Task instructions.
The data must be returned in full and exactly as given.

(Stored entries)
....................

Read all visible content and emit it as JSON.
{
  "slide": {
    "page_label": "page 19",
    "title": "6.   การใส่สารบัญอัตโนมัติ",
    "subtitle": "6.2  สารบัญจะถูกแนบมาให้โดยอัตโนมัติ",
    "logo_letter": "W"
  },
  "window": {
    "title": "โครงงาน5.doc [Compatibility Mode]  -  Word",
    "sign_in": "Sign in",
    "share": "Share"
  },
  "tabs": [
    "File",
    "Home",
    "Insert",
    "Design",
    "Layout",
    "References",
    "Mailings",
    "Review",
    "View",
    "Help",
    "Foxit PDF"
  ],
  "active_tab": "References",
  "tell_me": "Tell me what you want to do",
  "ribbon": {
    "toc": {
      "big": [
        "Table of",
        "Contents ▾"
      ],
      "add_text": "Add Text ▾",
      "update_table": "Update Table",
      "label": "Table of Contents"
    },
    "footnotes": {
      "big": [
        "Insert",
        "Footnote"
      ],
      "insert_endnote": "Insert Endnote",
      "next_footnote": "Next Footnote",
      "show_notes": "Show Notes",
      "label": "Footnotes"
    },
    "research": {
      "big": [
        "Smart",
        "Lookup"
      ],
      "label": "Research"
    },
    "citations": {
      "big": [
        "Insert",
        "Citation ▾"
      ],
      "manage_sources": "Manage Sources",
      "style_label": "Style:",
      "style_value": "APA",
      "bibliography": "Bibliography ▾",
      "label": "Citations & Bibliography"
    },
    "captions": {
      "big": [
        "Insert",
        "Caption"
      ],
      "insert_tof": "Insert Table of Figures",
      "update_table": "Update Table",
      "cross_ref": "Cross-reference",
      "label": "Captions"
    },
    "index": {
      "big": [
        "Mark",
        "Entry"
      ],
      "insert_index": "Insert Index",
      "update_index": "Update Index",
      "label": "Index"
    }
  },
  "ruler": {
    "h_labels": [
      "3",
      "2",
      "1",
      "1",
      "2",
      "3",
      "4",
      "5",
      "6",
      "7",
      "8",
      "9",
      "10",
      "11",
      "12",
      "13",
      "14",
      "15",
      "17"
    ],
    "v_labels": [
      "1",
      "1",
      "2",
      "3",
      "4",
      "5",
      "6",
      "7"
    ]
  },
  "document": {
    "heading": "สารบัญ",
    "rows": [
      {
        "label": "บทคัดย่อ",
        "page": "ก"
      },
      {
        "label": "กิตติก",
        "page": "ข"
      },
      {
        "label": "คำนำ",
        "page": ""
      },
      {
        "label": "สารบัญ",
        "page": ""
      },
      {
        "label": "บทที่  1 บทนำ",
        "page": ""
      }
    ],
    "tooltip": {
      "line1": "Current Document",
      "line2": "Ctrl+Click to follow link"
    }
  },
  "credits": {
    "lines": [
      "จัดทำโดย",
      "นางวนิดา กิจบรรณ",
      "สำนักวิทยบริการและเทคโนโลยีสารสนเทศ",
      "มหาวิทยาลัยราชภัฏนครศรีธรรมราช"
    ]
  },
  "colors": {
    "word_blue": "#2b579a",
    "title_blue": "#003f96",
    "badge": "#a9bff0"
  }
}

....................

Exercise response.
Read all visible content and emit it as JSON.
{
  "slide": {
    "page_label": "page 19",
    "title": "6.   การใส่สารบัญอัตโนมัติ",
    "subtitle": "6.2  สารบัญจะถูกแนบมาให้โดยอัตโนมัติ",
    "logo_letter": "W"
  },
  "window": {
    "title": "โครงงาน5.doc [Compatibility Mode]  -  Word",
    "sign_in": "Sign in",
    "share": "Share"
  },
  "tabs": [
    "File",
    "Home",
    "Insert",
    "Design",
    "Layout",
    "References",
    "Mailings",
    "Review",
    "View",
    "Help",
    "Foxit PDF"
  ],
  "active_tab": "References",
  "tell_me": "Tell me what you want to do",
  "ribbon": {
    "toc": {
      "big": [
        "Table of",
        "Contents ▾"
      ],
      "add_text": "Add Text ▾",
      "update_table": "Update Table",
      "label": "Table of Contents"
    },
    "footnotes": {
      "big": [
        "Insert",
        "Footnote"
      ],
      "insert_endnote": "Insert Endnote",
      "next_footnote": "Next Footnote",
      "show_notes": "Show Notes",
      "label": "Footnotes"
    },
    "research": {
      "big": [
        "Smart",
        "Lookup"
      ],
      "label": "Research"
    },
    "citations": {
      "big": [
        "Insert",
        "Citation ▾"
      ],
      "manage_sources": "Manage Sources",
      "style_label": "Style:",
      "style_value": "APA",
      "bibliography": "Bibliography ▾",
      "label": "Citations & Bibliography"
    },
    "captions": {
      "big": [
        "Insert",
        "Caption"
      ],
      "insert_tof": "Insert Table of Figures",
      "update_table": "Update Table",
      "cross_ref": "Cross-reference",
      "label": "Captions"
    },
    "index": {
      "big": [
        "Mark",
        "Entry"
      ],
      "insert_index": "Insert Index",
      "update_index": "Update Index",
      "label": "Index"
    }
  },
  "ruler": {
    "h_labels": [
      "3",
      "2",
      "1",
      "1",
      "2",
      "3",
      "4",
      "5",
      "6",
      "7",
      "8",
      "9",
      "10",
      "11",
      "12",
      "13",
      "14",
      "15",
      "17"
    ],
    "v_labels": [
      "1",
      "1",
      "2",
      "3",
      "4",
      "5",
      "6",
      "7"
    ]
  },
  "document": {
    "heading": "สารบัญ",
    "rows": [
      {
        "label": "บทคัดย่อ",
        "page": "ก"
      },
      {
        "label": "กิตติก",
        "page": "ข"
      },
      {
        "label": "คำนำ",
        "page": ""
      },
      {
        "label": "สารบัญ",
        "page": ""
      },
      {
        "label": "บทที่  1 บทนำ",
        "page": ""
      }
    ],
    "tooltip": {
      "line1": "Current Document",
      "line2": "Ctrl+Click to follow link"
    }
  },
  "credits": {
    "lines": [
      "จัดทำโดย",
      "นางวนิดา กิจบรรณ",
      "สำนักวิทยบริการและเทคโนโลยีสารสนเทศ",
      "มหาวิทยาลัยราชภัฏนครศรีธรรมราช"
    ]
  },
  "colors": {
    "word_blue": "#2b579a",
    "title_blue": "#003f96",
    "badge": "#a9bff0"
  }
}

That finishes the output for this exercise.